— Begin EXCERPT PROVIDED —
Friday July 15, 2011
Artist Charo Oquet and I go way back, and I am delighted that I can blog about her today. I have always admired her artistic perseverance and entrepreneurial creativity in this town, particularly for the way she has led Edge Zones Art Center, enhancing opportunities for artists to network with curators and artists outside of Miami. I think it is truly terrific that she is, I believe, the first Miami-based artist in recent memory to become a member of ArtTable because she has accomplished so much as an arts activist. She has so many talents and so much energy to bring to Miami!

So I’d like to encourage readers today to see the promising “Food, Home, Love” exhibit at Edge Zones Art Center, 47 NE 25th St., Miami, before it closes at the end of July. I understand that now the show is open by appointment. For more info, call 305-303-8852 or or check There are a number of terrific artists who have contributed art to this show, including Charo herself, which is why I am posting my Miami Herald profile of her on my blog today.
— End EXCERPT PROVIDED —
### BRIEF 1
List the words that make up the title of the exhibit named in the blog post about Charo Oquet.
### BRIEF 2
Reproduce the part of the blog post about Charo Oquet that opens with "So I’d like" and closes with "my blog today.", swapping "terrific" for "talented".
— Begin COLLECTED MATERIAL —
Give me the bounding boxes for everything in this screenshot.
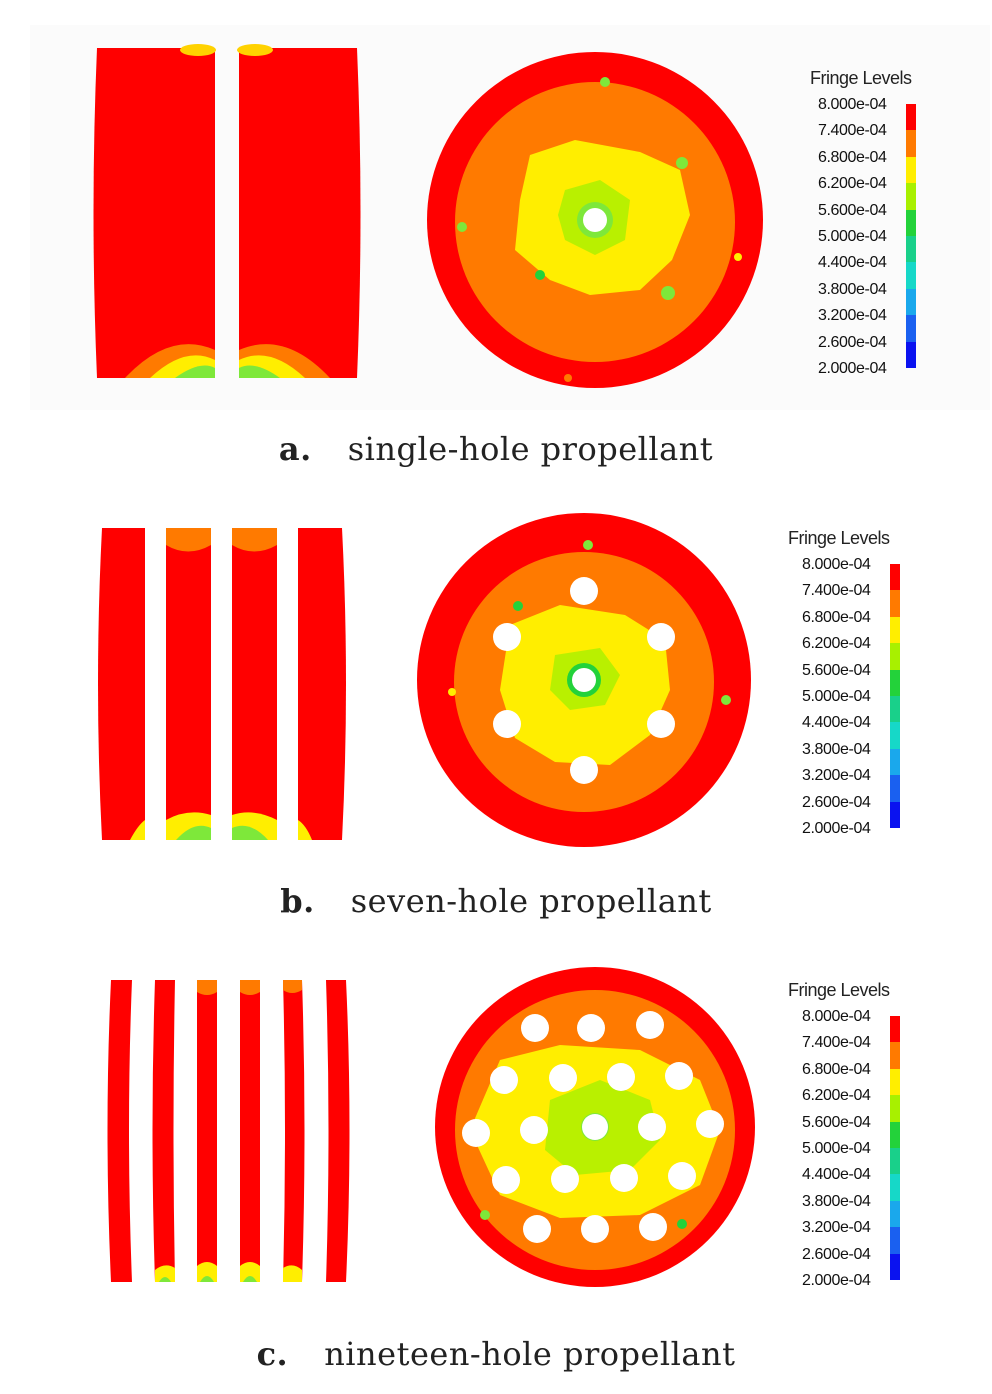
— End COLLECTED MATERIAL —
### EXERCISE OUTPUT 1
Food, Home, Love

### EXERCISE OUTPUT 2
So I’d like to encourage readers today to see the promising “Food, Home, Love” exhibit at Edge Zones Art Center, 47 NE 25th St., Miami, before it closes at the end of July. I understand that now the show is open by appointment. For more info, call 305-303-8852 or or check There are a number of talented artists who have contributed art to this show, including Charo herself, which is why I am posting my Miami Herald profile of her on my blog today.